* [The task] Check every line of the material below for the string "title", and return the ones that have it.

* [Entries shown]
-------

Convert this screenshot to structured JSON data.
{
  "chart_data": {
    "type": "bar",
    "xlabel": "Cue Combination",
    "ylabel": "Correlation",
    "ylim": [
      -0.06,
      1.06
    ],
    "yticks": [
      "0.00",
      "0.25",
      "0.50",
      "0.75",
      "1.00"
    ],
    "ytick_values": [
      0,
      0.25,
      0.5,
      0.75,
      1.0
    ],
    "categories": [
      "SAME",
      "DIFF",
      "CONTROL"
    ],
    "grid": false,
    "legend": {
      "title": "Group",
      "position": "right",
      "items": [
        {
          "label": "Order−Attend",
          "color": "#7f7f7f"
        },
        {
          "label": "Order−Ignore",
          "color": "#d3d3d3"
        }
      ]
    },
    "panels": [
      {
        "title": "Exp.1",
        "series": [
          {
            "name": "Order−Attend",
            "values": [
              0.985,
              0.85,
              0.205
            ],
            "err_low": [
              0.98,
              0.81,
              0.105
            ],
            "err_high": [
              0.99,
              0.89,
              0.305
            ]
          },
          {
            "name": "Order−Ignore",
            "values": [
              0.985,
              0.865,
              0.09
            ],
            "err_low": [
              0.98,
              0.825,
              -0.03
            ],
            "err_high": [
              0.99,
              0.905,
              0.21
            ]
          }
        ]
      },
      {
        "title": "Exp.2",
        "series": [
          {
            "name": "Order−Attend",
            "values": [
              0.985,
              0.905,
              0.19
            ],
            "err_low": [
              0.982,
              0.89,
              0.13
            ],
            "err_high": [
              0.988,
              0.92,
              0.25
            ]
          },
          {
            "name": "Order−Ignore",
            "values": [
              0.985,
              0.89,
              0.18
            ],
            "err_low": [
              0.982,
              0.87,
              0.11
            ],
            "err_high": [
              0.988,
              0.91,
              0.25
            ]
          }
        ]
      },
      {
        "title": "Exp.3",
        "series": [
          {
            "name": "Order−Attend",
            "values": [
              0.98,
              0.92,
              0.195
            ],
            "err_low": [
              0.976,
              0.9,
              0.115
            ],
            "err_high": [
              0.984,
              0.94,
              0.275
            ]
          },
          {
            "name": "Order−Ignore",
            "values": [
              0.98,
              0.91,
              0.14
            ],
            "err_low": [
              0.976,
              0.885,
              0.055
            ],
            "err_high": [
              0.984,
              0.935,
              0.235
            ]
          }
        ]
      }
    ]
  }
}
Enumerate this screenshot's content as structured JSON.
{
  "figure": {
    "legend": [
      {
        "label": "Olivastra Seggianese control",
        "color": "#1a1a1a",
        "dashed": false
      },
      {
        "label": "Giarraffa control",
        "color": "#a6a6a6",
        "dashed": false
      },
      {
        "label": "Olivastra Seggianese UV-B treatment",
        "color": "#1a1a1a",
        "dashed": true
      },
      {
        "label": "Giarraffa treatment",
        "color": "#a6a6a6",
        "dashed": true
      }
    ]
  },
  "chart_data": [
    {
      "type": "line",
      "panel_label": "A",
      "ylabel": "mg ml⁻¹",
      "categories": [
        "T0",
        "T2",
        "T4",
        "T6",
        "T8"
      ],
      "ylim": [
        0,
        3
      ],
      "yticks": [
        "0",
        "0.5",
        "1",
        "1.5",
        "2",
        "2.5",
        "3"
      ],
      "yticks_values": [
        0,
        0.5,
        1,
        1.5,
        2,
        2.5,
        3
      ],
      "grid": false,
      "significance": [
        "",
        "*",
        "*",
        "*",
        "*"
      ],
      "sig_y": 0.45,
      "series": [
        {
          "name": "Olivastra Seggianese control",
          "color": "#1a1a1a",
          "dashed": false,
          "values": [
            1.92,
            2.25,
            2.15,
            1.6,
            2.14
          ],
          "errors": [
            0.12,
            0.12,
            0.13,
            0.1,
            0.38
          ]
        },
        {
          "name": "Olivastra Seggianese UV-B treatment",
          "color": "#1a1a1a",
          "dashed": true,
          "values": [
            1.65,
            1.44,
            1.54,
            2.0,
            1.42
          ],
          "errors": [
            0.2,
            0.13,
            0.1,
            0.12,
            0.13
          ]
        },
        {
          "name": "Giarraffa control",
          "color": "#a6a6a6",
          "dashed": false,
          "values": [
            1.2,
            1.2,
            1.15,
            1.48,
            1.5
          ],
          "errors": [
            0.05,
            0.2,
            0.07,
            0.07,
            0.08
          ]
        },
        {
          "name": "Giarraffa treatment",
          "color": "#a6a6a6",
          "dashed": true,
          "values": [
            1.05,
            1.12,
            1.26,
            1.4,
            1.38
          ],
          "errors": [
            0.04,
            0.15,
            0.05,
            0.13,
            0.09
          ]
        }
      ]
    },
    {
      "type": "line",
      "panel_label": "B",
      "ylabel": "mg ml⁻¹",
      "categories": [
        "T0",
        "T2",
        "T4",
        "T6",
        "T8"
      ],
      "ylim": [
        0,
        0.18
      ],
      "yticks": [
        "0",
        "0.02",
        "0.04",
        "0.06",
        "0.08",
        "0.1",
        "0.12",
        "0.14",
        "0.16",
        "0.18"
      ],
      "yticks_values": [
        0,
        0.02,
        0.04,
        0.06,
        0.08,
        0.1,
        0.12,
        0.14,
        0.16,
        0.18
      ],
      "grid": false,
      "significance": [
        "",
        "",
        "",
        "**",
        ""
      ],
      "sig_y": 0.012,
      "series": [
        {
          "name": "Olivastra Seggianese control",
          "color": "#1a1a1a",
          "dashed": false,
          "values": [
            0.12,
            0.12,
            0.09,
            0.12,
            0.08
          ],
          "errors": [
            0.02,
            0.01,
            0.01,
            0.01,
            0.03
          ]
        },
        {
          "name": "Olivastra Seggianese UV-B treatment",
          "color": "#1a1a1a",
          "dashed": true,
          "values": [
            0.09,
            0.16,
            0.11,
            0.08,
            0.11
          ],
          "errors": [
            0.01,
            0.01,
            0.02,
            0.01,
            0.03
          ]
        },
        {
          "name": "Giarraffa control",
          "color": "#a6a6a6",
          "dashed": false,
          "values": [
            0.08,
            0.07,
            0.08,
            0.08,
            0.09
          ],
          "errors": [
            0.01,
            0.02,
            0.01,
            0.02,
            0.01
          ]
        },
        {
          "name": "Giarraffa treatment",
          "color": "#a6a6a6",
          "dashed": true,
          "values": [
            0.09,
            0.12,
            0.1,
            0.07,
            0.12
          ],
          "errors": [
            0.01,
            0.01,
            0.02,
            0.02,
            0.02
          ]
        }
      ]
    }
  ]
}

-------

* [Output of the task]
      "title": "Group",
        "title": "Exp.1",
        "title": "Exp.2",
        "title": "Exp.3",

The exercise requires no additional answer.